*SET TASK:*
Shown below is a listing with pictures; reproduce exactly, and only, the lines between the ones containing "Extract the structured" and "Output a JSON", inclusive, leaving the pictures out.

*RECORDS SHOWN:*
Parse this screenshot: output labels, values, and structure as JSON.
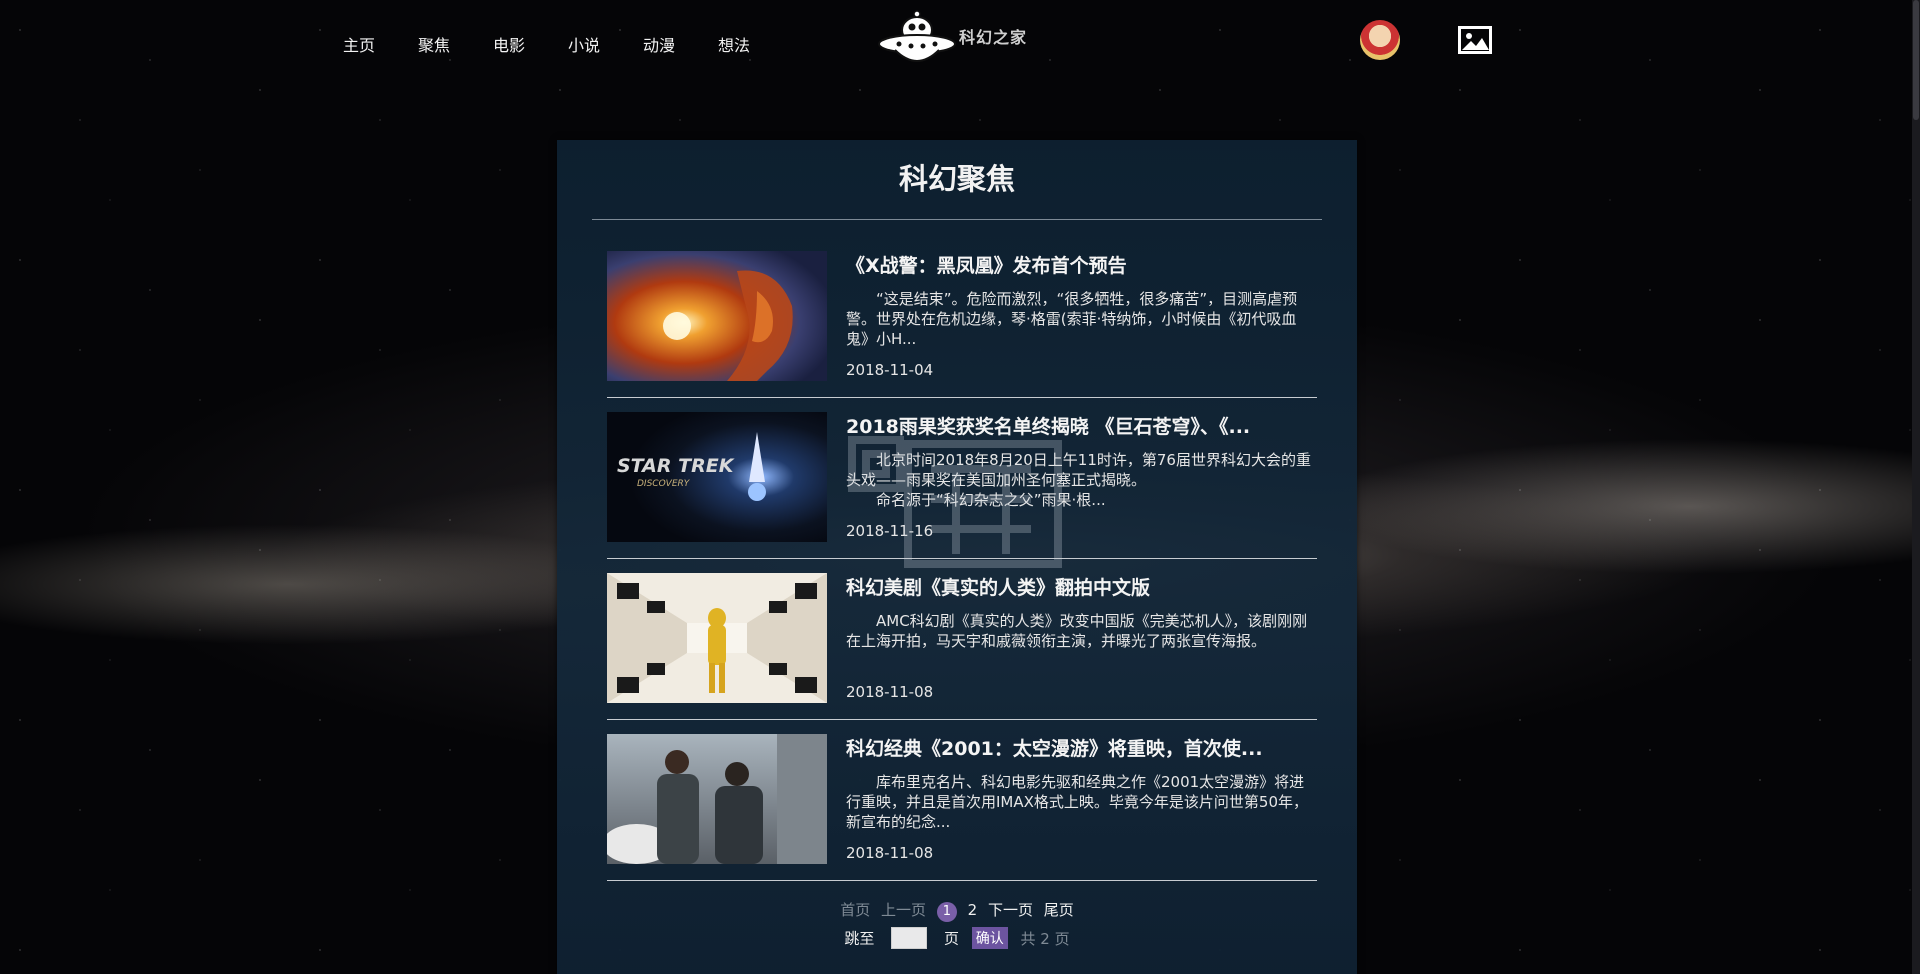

==

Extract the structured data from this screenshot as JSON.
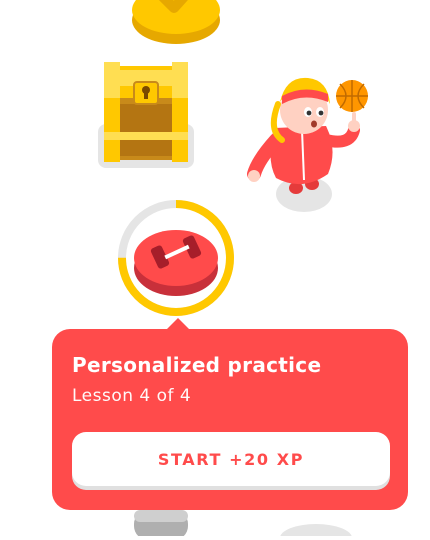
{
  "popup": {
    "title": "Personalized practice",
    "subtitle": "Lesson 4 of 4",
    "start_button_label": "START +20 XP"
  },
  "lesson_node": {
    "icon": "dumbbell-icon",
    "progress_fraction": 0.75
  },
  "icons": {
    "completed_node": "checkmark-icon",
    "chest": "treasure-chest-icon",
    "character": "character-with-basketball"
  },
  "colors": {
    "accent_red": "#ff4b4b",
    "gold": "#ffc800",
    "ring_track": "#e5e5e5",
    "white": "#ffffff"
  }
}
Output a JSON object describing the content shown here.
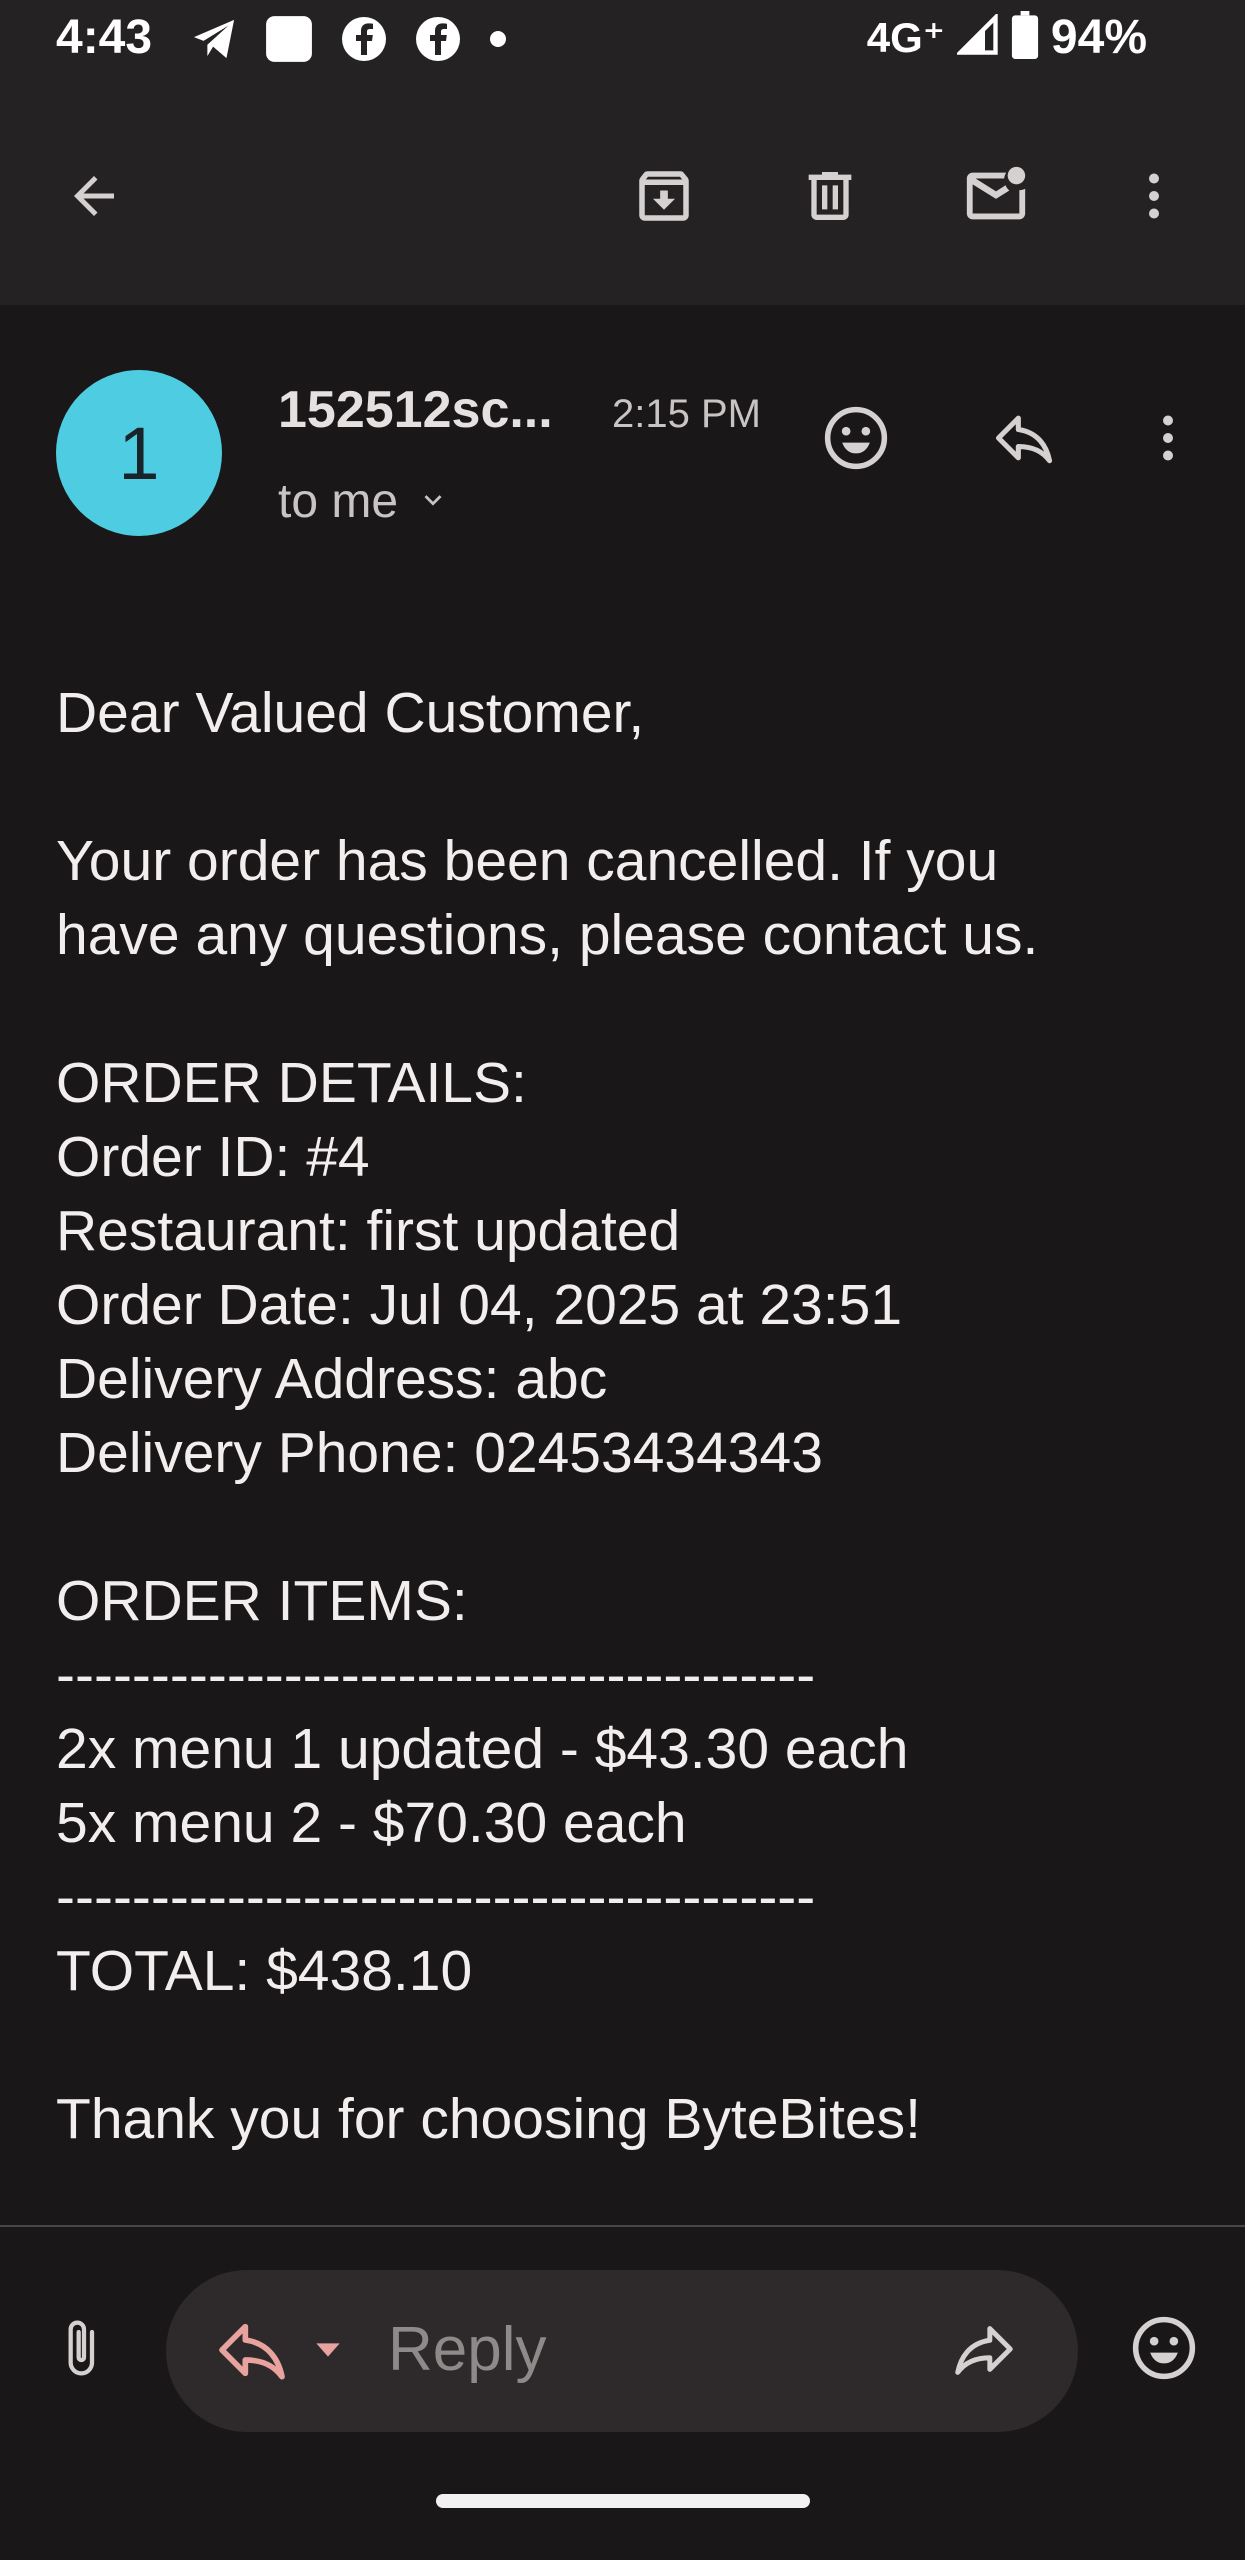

*FINAL ANSWER:*
Extract the structured data from this screenshot as JSON.
{
  "popup": {
    "title": "Personalized practice",
    "subtitle": "Lesson 4 of 4",
    "start_button_label": "START +20 XP"
  },
  "lesson_node": {
    "icon": "dumbbell-icon",
    "progress_fraction": 0.75
  },
  "icons": {
    "completed_node": "checkmark-icon",
    "chest": "treasure-chest-icon",
    "character": "character-with-basketball"
  },
  "colors": {
    "accent_red": "#ff4b4b",
    "gold": "#ffc800",
    "ring_track": "#e5e5e5",
    "white": "#ffffff"
  }
}
Output a JSON object describing the content shown here.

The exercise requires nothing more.